* STATED PROBLEM
Extract each line from the entries below that has the string "concreto" in it.

START

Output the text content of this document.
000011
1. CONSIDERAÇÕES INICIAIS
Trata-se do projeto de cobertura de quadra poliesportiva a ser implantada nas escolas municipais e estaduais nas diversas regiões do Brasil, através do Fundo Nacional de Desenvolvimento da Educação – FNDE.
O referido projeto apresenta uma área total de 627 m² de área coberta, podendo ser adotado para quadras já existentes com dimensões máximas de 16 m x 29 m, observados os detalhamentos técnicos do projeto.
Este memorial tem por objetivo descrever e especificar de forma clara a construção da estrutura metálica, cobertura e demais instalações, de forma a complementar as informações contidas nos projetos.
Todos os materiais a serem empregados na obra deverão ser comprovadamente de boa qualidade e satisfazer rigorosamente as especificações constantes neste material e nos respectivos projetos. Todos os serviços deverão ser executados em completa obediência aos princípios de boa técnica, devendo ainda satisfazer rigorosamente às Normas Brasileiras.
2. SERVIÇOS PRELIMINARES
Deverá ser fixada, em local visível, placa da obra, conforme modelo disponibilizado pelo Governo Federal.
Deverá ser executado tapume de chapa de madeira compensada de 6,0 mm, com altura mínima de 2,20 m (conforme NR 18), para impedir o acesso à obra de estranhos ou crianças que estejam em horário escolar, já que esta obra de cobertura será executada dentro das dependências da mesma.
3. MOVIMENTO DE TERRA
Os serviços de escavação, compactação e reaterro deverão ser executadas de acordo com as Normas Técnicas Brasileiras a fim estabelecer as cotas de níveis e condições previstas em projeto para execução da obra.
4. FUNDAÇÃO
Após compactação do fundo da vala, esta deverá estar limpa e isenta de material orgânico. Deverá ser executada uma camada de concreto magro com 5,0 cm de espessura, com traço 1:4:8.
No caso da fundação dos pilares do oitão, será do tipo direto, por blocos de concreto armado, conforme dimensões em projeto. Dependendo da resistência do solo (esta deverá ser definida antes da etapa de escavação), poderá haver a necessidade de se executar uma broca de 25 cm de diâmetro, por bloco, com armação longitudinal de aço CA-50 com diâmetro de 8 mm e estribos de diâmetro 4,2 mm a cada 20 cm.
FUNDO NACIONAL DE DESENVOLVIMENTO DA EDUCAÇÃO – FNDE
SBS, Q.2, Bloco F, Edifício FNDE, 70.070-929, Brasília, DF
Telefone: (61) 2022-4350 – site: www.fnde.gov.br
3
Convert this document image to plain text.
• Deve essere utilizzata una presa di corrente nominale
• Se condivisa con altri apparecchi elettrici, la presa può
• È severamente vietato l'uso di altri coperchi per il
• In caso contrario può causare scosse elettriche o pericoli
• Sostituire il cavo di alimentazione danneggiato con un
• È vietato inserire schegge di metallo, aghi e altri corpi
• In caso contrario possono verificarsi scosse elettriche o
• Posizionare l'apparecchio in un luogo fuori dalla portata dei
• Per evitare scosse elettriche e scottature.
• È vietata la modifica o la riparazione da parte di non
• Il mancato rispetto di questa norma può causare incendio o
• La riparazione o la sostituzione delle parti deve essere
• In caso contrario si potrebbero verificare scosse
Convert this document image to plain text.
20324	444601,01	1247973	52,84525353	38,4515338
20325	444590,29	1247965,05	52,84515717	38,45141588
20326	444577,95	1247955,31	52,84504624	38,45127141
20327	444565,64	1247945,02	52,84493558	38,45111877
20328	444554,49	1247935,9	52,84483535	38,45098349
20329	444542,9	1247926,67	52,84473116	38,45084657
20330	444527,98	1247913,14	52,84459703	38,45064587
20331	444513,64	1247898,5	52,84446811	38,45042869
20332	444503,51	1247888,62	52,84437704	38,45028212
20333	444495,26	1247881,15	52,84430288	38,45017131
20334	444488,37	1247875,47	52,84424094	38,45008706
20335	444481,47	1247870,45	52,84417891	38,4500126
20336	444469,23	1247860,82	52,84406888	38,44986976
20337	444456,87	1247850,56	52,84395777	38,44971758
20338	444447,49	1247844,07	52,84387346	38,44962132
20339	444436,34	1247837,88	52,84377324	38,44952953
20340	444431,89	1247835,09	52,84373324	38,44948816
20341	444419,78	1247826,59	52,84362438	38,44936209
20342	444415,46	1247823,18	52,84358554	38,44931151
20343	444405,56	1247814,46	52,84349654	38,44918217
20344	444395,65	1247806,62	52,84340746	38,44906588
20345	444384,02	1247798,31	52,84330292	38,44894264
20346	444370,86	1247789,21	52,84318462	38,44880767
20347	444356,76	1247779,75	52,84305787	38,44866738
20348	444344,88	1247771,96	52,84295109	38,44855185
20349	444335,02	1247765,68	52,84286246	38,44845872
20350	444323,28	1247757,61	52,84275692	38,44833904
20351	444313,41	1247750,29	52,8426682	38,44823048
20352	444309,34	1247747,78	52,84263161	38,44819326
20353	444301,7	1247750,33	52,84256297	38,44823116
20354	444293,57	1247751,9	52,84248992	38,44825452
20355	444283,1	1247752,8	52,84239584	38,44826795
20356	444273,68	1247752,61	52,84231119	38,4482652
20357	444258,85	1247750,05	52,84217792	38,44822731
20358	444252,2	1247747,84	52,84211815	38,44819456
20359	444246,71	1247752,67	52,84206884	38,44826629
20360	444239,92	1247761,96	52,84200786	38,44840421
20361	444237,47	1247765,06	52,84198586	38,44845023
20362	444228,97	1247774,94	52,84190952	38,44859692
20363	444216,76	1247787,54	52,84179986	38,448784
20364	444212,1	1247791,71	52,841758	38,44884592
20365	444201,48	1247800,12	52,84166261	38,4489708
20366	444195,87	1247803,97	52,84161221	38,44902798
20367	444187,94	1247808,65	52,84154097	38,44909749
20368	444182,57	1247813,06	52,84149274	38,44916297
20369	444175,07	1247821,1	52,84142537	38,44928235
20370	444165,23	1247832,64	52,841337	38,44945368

END

* EXERCISE RESPONSE
Após compactação do fundo da vala, esta deverá estar limpa e isenta de material orgânico. Deverá ser executada uma camada de concreto magro com 5,0 cm de espessura, com traço 1:4:8.
No caso da fundação dos pilares do oitão, será do tipo direto, por blocos de concreto armado, conforme dimensões em projeto. Dependendo da resistência do solo (esta deverá ser definida antes da etapa de escavação), poderá haver a necessidade de se executar uma broca de 25 cm de diâmetro, por bloco, com armação longitudinal de aço CA-50 com diâmetro de 8 mm e estribos de diâmetro 4,2 mm a cada 20 cm.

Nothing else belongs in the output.